▶ PROBLEM DESCRIPTION: Every line of the records must be repeated exactly; pictures stay out.

DATA start

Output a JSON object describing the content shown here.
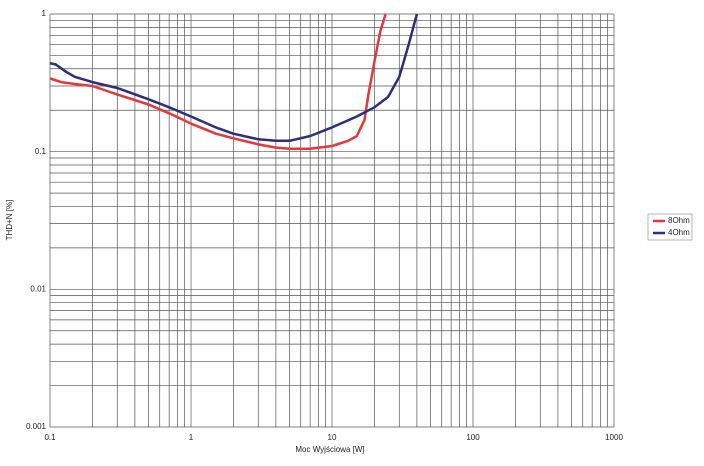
{
  "chart_data": {
    "type": "line",
    "xlabel": "Moc Wyjściowa [W]",
    "ylabel": "THD+N [%]",
    "xlog": true,
    "ylog": true,
    "grid": true,
    "xlim": [
      0.1,
      1000
    ],
    "ylim": [
      0.001,
      1
    ],
    "xticks": [
      0.1,
      1,
      10,
      100,
      1000
    ],
    "yticks": [
      0.001,
      0.01,
      0.1,
      1
    ],
    "xminorticks": [
      0.2,
      0.3,
      0.4,
      0.5,
      0.6,
      0.7,
      0.8,
      0.9,
      2,
      3,
      4,
      5,
      6,
      7,
      8,
      9,
      20,
      30,
      40,
      50,
      60,
      70,
      80,
      90,
      200,
      300,
      400,
      500,
      600,
      700,
      800,
      900
    ],
    "yminorticks": [
      0.002,
      0.003,
      0.004,
      0.005,
      0.006,
      0.007,
      0.008,
      0.009,
      0.02,
      0.03,
      0.04,
      0.05,
      0.06,
      0.07,
      0.08,
      0.09,
      0.2,
      0.3,
      0.4,
      0.5,
      0.6,
      0.7,
      0.8,
      0.9
    ],
    "legend": "right",
    "series": [
      {
        "name": "8Ohm",
        "color": "#e8363a",
        "x": [
          0.1,
          0.12,
          0.15,
          0.2,
          0.3,
          0.5,
          0.7,
          1,
          1.5,
          2,
          3,
          4,
          5,
          7,
          10,
          13,
          15,
          17,
          18,
          20,
          22,
          24
        ],
        "values": [
          0.34,
          0.32,
          0.31,
          0.3,
          0.26,
          0.22,
          0.19,
          0.16,
          0.135,
          0.125,
          0.113,
          0.107,
          0.105,
          0.105,
          0.11,
          0.12,
          0.13,
          0.17,
          0.25,
          0.45,
          0.75,
          1
        ]
      },
      {
        "name": "4Ohm",
        "color": "#2b2f7e",
        "x": [
          0.1,
          0.11,
          0.13,
          0.15,
          0.2,
          0.3,
          0.5,
          0.7,
          1,
          1.5,
          2,
          3,
          4,
          5,
          7,
          10,
          15,
          20,
          25,
          30,
          35,
          40
        ],
        "values": [
          0.44,
          0.43,
          0.38,
          0.35,
          0.32,
          0.29,
          0.24,
          0.21,
          0.18,
          0.15,
          0.135,
          0.123,
          0.12,
          0.12,
          0.13,
          0.15,
          0.18,
          0.21,
          0.25,
          0.35,
          0.6,
          1
        ]
      }
    ]
  }
}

DATA end

▶ ANSWER FOR THE TASK:
Output a JSON object describing the content shown here.
{
  "chart_data": {
    "type": "line",
    "xlabel": "Moc Wyjściowa [W]",
    "ylabel": "THD+N [%]",
    "xlog": true,
    "ylog": true,
    "grid": true,
    "xlim": [
      0.1,
      1000
    ],
    "ylim": [
      0.001,
      1
    ],
    "xticks": [
      0.1,
      1,
      10,
      100,
      1000
    ],
    "yticks": [
      0.001,
      0.01,
      0.1,
      1
    ],
    "xminorticks": [
      0.2,
      0.3,
      0.4,
      0.5,
      0.6,
      0.7,
      0.8,
      0.9,
      2,
      3,
      4,
      5,
      6,
      7,
      8,
      9,
      20,
      30,
      40,
      50,
      60,
      70,
      80,
      90,
      200,
      300,
      400,
      500,
      600,
      700,
      800,
      900
    ],
    "yminorticks": [
      0.002,
      0.003,
      0.004,
      0.005,
      0.006,
      0.007,
      0.008,
      0.009,
      0.02,
      0.03,
      0.04,
      0.05,
      0.06,
      0.07,
      0.08,
      0.09,
      0.2,
      0.3,
      0.4,
      0.5,
      0.6,
      0.7,
      0.8,
      0.9
    ],
    "legend": "right",
    "series": [
      {
        "name": "8Ohm",
        "color": "#e8363a",
        "x": [
          0.1,
          0.12,
          0.15,
          0.2,
          0.3,
          0.5,
          0.7,
          1,
          1.5,
          2,
          3,
          4,
          5,
          7,
          10,
          13,
          15,
          17,
          18,
          20,
          22,
          24
        ],
        "values": [
          0.34,
          0.32,
          0.31,
          0.3,
          0.26,
          0.22,
          0.19,
          0.16,
          0.135,
          0.125,
          0.113,
          0.107,
          0.105,
          0.105,
          0.11,
          0.12,
          0.13,
          0.17,
          0.25,
          0.45,
          0.75,
          1
        ]
      },
      {
        "name": "4Ohm",
        "color": "#2b2f7e",
        "x": [
          0.1,
          0.11,
          0.13,
          0.15,
          0.2,
          0.3,
          0.5,
          0.7,
          1,
          1.5,
          2,
          3,
          4,
          5,
          7,
          10,
          15,
          20,
          25,
          30,
          35,
          40
        ],
        "values": [
          0.44,
          0.43,
          0.38,
          0.35,
          0.32,
          0.29,
          0.24,
          0.21,
          0.18,
          0.15,
          0.135,
          0.123,
          0.12,
          0.12,
          0.13,
          0.15,
          0.18,
          0.21,
          0.25,
          0.35,
          0.6,
          1
        ]
      }
    ]
  }
}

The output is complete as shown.